* _PROBLEM TO WORK ON_: Reproduce every one of the records below word for word.

--- Begin SUPPLIED RECORDS ---

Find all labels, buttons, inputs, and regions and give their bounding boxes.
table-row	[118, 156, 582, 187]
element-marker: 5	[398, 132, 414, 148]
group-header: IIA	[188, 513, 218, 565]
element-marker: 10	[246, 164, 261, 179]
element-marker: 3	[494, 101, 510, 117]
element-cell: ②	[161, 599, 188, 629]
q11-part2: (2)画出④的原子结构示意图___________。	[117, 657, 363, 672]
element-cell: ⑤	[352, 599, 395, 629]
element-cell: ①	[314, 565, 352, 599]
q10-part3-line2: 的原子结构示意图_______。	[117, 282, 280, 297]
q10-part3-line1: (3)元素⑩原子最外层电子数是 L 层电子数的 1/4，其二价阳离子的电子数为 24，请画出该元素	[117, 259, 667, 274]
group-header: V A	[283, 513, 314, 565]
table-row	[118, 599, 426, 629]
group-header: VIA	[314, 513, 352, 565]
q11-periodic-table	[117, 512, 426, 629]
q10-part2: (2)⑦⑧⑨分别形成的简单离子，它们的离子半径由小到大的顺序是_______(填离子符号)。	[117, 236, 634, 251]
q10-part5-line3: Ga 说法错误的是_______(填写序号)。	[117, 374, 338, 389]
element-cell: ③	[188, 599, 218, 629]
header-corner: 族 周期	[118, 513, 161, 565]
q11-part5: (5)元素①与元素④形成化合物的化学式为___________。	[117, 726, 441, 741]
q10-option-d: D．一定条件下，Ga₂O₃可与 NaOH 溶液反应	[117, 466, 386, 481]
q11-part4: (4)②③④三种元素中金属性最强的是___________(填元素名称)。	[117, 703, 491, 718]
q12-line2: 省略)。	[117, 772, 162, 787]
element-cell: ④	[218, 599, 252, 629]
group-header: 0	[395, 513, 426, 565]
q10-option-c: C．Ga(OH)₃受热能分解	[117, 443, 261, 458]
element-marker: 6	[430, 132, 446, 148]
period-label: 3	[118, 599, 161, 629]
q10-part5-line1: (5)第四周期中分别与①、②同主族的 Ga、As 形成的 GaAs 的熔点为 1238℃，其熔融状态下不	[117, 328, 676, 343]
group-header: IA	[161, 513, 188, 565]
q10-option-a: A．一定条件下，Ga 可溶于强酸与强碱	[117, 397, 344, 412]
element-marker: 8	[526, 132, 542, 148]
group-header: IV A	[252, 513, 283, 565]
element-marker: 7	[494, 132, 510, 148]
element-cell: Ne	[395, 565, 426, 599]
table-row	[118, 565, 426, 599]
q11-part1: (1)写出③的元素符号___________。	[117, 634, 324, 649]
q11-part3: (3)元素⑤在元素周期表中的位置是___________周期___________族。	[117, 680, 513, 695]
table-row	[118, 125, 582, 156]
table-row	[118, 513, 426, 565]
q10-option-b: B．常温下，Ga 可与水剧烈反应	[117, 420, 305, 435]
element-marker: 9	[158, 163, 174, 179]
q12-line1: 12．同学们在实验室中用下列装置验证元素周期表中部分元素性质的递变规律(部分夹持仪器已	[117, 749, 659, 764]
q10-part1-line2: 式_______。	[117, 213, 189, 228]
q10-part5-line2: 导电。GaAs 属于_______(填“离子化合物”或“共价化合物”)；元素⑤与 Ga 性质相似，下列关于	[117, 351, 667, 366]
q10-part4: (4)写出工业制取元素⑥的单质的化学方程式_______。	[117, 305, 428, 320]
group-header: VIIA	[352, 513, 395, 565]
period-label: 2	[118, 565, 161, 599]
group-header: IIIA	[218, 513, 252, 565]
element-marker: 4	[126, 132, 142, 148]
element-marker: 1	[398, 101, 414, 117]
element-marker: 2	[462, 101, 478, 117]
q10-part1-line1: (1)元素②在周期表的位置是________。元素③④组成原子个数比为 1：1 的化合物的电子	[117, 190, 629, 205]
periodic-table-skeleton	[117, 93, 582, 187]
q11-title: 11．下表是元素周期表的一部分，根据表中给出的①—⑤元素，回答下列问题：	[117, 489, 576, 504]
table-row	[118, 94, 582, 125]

--- End SUPPLIED RECORDS ---

* _EXERCISE OUTPUT_:
Find all labels, buttons, inputs, and regions and give their bounding boxes.
table-row	[118, 156, 582, 187]
element-marker: 5	[398, 132, 414, 148]
group-header: IIA	[188, 513, 218, 565]
element-marker: 10	[246, 164, 261, 179]
element-marker: 3	[494, 101, 510, 117]
element-cell: ②	[161, 599, 188, 629]
q11-part2: (2)画出④的原子结构示意图___________。	[117, 657, 363, 672]
element-cell: ⑤	[352, 599, 395, 629]
element-cell: ①	[314, 565, 352, 599]
q10-part3-line2: 的原子结构示意图_______。	[117, 282, 280, 297]
q10-part3-line1: (3)元素⑩原子最外层电子数是 L 层电子数的 1/4，其二价阳离子的电子数为 24，请画出该元素	[117, 259, 667, 274]
group-header: V A	[283, 513, 314, 565]
table-row	[118, 599, 426, 629]
group-header: VIA	[314, 513, 352, 565]
q11-periodic-table	[117, 512, 426, 629]
q10-part2: (2)⑦⑧⑨分别形成的简单离子，它们的离子半径由小到大的顺序是_______(填离子符号)。	[117, 236, 634, 251]
q10-part5-line3: Ga 说法错误的是_______(填写序号)。	[117, 374, 338, 389]
element-cell: ③	[188, 599, 218, 629]
header-corner: 族 周期	[118, 513, 161, 565]
q11-part5: (5)元素①与元素④形成化合物的化学式为___________。	[117, 726, 441, 741]
q10-option-d: D．一定条件下，Ga₂O₃可与 NaOH 溶液反应	[117, 466, 386, 481]
q11-part4: (4)②③④三种元素中金属性最强的是___________(填元素名称)。	[117, 703, 491, 718]
q12-line2: 省略)。	[117, 772, 162, 787]
element-cell: ④	[218, 599, 252, 629]
group-header: 0	[395, 513, 426, 565]
q10-option-c: C．Ga(OH)₃受热能分解	[117, 443, 261, 458]
element-marker: 6	[430, 132, 446, 148]
period-label: 3	[118, 599, 161, 629]
q10-part5-line1: (5)第四周期中分别与①、②同主族的 Ga、As 形成的 GaAs 的熔点为 1238℃，其熔融状态下不	[117, 328, 676, 343]
group-header: IA	[161, 513, 188, 565]
q10-option-a: A．一定条件下，Ga 可溶于强酸与强碱	[117, 397, 344, 412]
element-marker: 8	[526, 132, 542, 148]
group-header: IV A	[252, 513, 283, 565]
element-marker: 7	[494, 132, 510, 148]
element-cell: Ne	[395, 565, 426, 599]
table-row	[118, 565, 426, 599]
q11-part1: (1)写出③的元素符号___________。	[117, 634, 324, 649]
q11-part3: (3)元素⑤在元素周期表中的位置是___________周期___________族。	[117, 680, 513, 695]
table-row	[118, 125, 582, 156]
table-row	[118, 513, 426, 565]
q10-option-b: B．常温下，Ga 可与水剧烈反应	[117, 420, 305, 435]
element-marker: 9	[158, 163, 174, 179]
q12-line1: 12．同学们在实验室中用下列装置验证元素周期表中部分元素性质的递变规律(部分夹持仪器已	[117, 749, 659, 764]
q10-part1-line2: 式_______。	[117, 213, 189, 228]
q10-part5-line2: 导电。GaAs 属于_______(填“离子化合物”或“共价化合物”)；元素⑤与 Ga 性质相似，下列关于	[117, 351, 667, 366]
q10-part4: (4)写出工业制取元素⑥的单质的化学方程式_______。	[117, 305, 428, 320]
group-header: VIIA	[352, 513, 395, 565]
period-label: 2	[118, 565, 161, 599]
group-header: IIIA	[218, 513, 252, 565]
element-marker: 4	[126, 132, 142, 148]
element-marker: 1	[398, 101, 414, 117]
element-marker: 2	[462, 101, 478, 117]
q10-part1-line1: (1)元素②在周期表的位置是________。元素③④组成原子个数比为 1：1 的化合物的电子	[117, 190, 629, 205]
periodic-table-skeleton	[117, 93, 582, 187]
q11-title: 11．下表是元素周期表的一部分，根据表中给出的①—⑤元素，回答下列问题：	[117, 489, 576, 504]
table-row	[118, 94, 582, 125]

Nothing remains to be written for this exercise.